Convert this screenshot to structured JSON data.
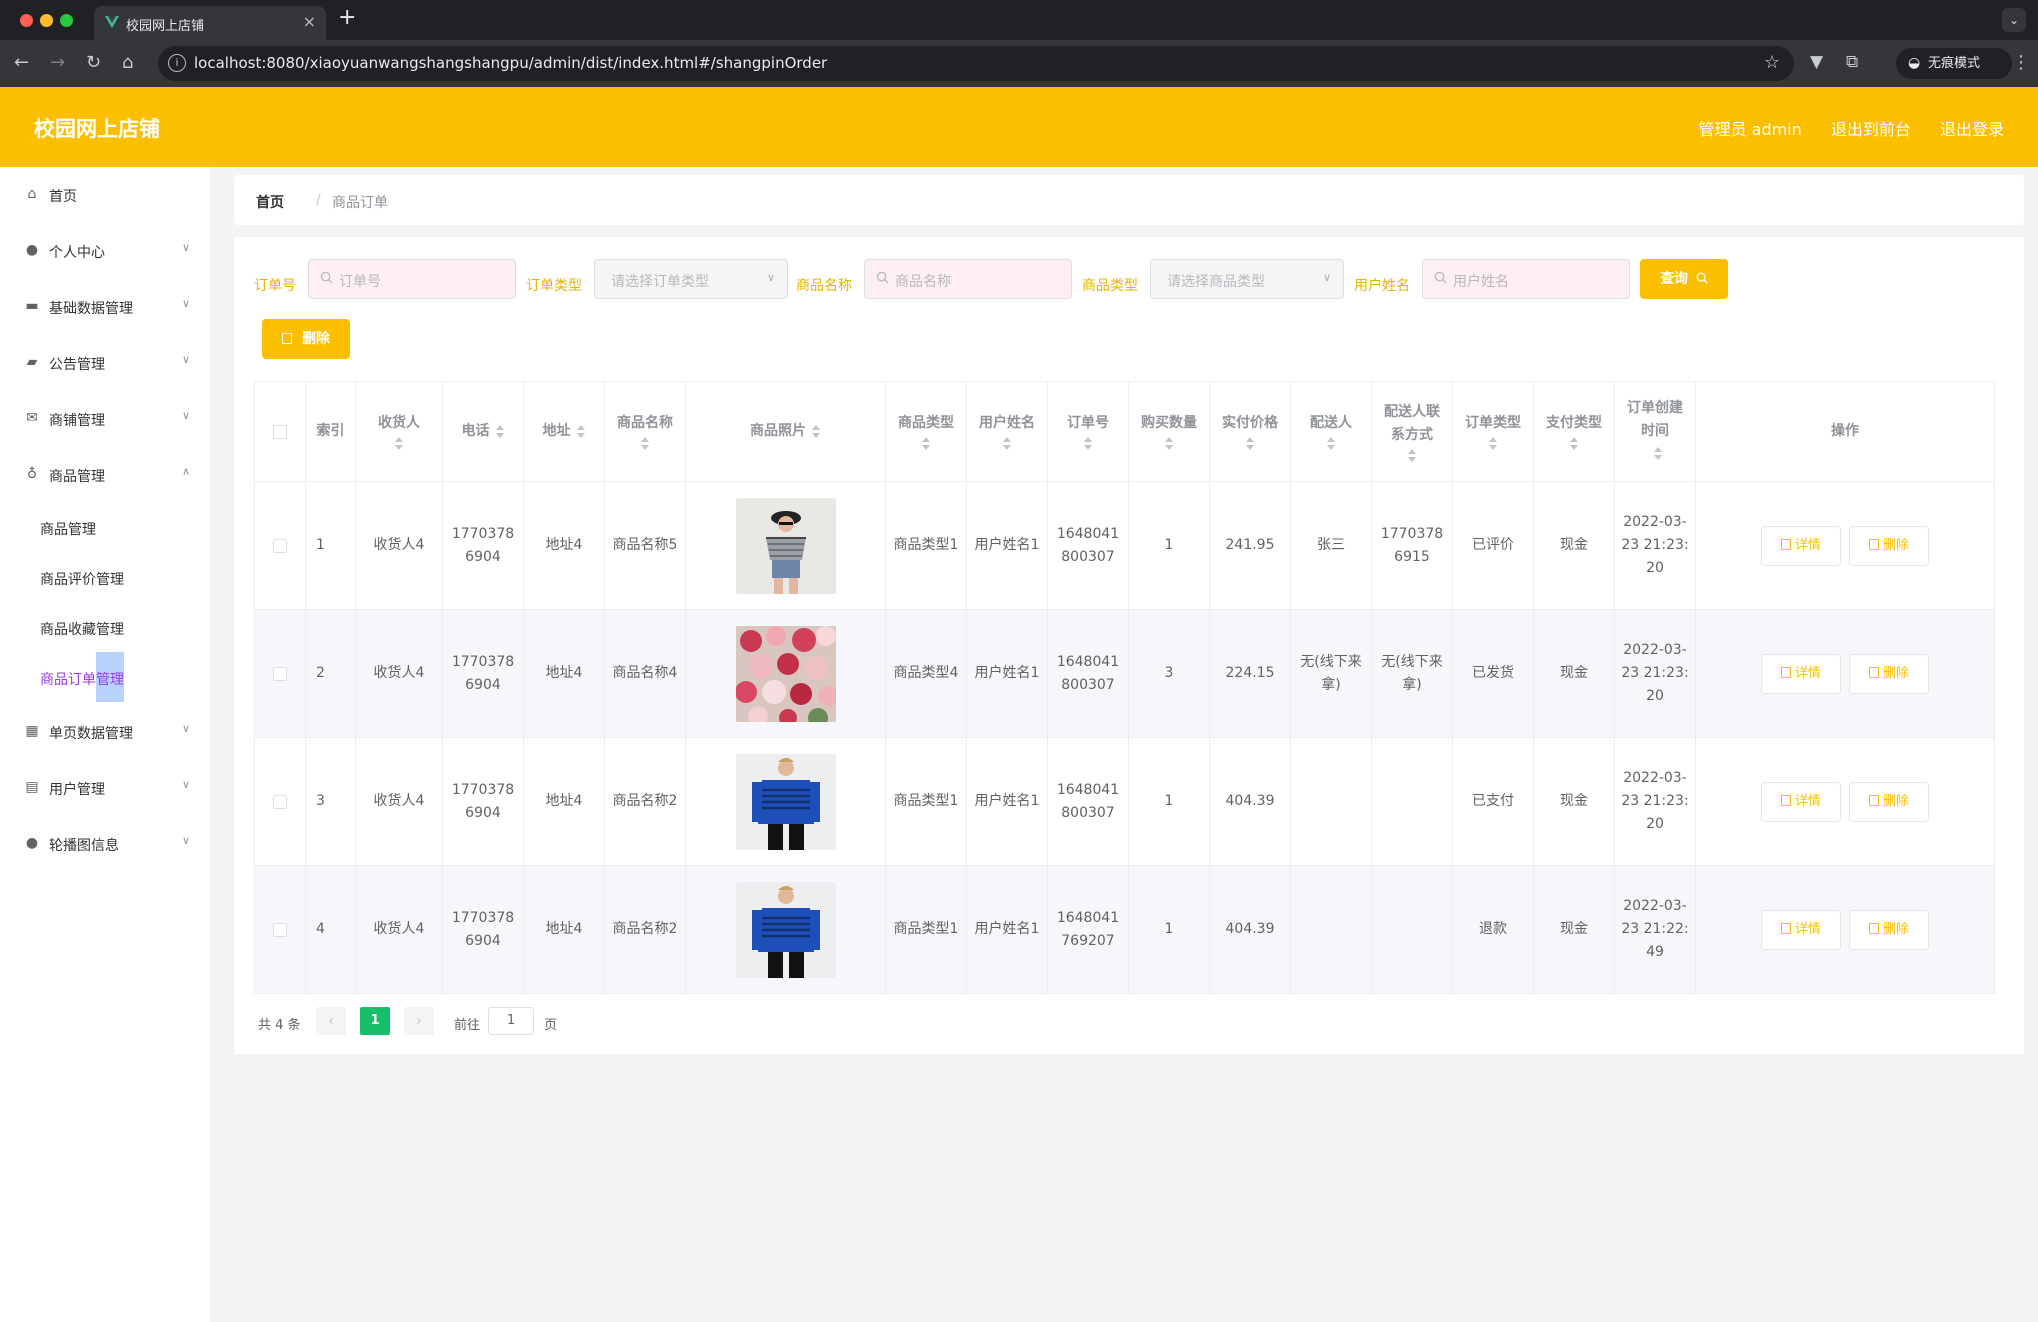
{
  "browser": {
    "tab_title": "校园网上店铺",
    "url": "localhost:8080/xiaoyuanwangshangshangpu/admin/dist/index.html#/shangpinOrder",
    "incognito_label": "无痕模式"
  },
  "header": {
    "title": "校园网上店铺",
    "user": "管理员 admin",
    "front_link": "退出到前台",
    "logout_link": "退出登录"
  },
  "sidebar": {
    "items": [
      {
        "label": "首页",
        "icon": "home-icon"
      },
      {
        "label": "个人中心",
        "icon": "user-icon"
      },
      {
        "label": "基础数据管理",
        "icon": "monitor-icon"
      },
      {
        "label": "公告管理",
        "icon": "notice-icon"
      },
      {
        "label": "商铺管理",
        "icon": "mail-icon"
      },
      {
        "label": "商品管理",
        "icon": "mic-icon"
      },
      {
        "label": "单页数据管理",
        "icon": "grid-icon"
      },
      {
        "label": "用户管理",
        "icon": "clipboard-icon"
      },
      {
        "label": "轮播图信息",
        "icon": "user-icon"
      }
    ],
    "sub_items": [
      "商品管理",
      "商品评价管理",
      "商品收藏管理",
      "商品订单管理"
    ]
  },
  "breadcrumb": {
    "home": "首页",
    "sep": "/",
    "current": "商品订单"
  },
  "filters": {
    "order_no_label": "订单号",
    "order_no_placeholder": "订单号",
    "order_type_label": "订单类型",
    "order_type_placeholder": "请选择订单类型",
    "product_name_label": "商品名称",
    "product_name_placeholder": "商品名称",
    "product_type_label": "商品类型",
    "product_type_placeholder": "请选择商品类型",
    "user_name_label": "用户姓名",
    "user_name_placeholder": "用户姓名",
    "query_button": "查询",
    "delete_button": "删除"
  },
  "table": {
    "headers": [
      "索引",
      "收货人",
      "电话",
      "地址",
      "商品名称",
      "商品照片",
      "商品类型",
      "用户姓名",
      "订单号",
      "购买数量",
      "实付价格",
      "配送人",
      "配送人联系方式",
      "订单类型",
      "支付类型",
      "订单创建时间",
      "操作"
    ],
    "rows": [
      {
        "index": "1",
        "receiver": "收货人4",
        "phone": "17703786904",
        "address": "地址4",
        "product_name": "商品名称5",
        "photo": "woman-striped-top",
        "product_type": "商品类型1",
        "user_name": "用户姓名1",
        "order_no": "1648041800307",
        "qty": "1",
        "price": "241.95",
        "courier": "张三",
        "courier_phone": "17703786915",
        "order_type": "已评价",
        "pay_type": "现金",
        "created": "2022-03-23 21:23:20"
      },
      {
        "index": "2",
        "receiver": "收货人4",
        "phone": "17703786904",
        "address": "地址4",
        "product_name": "商品名称4",
        "photo": "roses",
        "product_type": "商品类型4",
        "user_name": "用户姓名1",
        "order_no": "1648041800307",
        "qty": "3",
        "price": "224.15",
        "courier": "无(线下来拿)",
        "courier_phone": "无(线下来拿)",
        "order_type": "已发货",
        "pay_type": "现金",
        "created": "2022-03-23 21:23:20"
      },
      {
        "index": "3",
        "receiver": "收货人4",
        "phone": "17703786904",
        "address": "地址4",
        "product_name": "商品名称2",
        "photo": "man-blue-sweater",
        "product_type": "商品类型1",
        "user_name": "用户姓名1",
        "order_no": "1648041800307",
        "qty": "1",
        "price": "404.39",
        "courier": "",
        "courier_phone": "",
        "order_type": "已支付",
        "pay_type": "现金",
        "created": "2022-03-23 21:23:20"
      },
      {
        "index": "4",
        "receiver": "收货人4",
        "phone": "17703786904",
        "address": "地址4",
        "product_name": "商品名称2",
        "photo": "man-blue-sweater",
        "product_type": "商品类型1",
        "user_name": "用户姓名1",
        "order_no": "1648041769207",
        "qty": "1",
        "price": "404.39",
        "courier": "",
        "courier_phone": "",
        "order_type": "退款",
        "pay_type": "现金",
        "created": "2022-03-23 21:22:49"
      }
    ],
    "detail_button": "详情",
    "delete_button": "删除"
  },
  "pagination": {
    "total": "共 4 条",
    "current_page": "1",
    "goto_label": "前往",
    "goto_value": "1",
    "page_unit": "页"
  },
  "colors": {
    "accent": "#fcbf00",
    "active_menu": "#9a3aec",
    "page_current": "#19be6b"
  }
}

--------------------

**WHAT YOU HAVE TO DO**
Gather and copy every line of the data in which the string "price" is found.

**RESPONSE TO THIS TASK**
        "price": "241.95",
        "price": "224.15",
        "price": "404.39",
        "price": "404.39",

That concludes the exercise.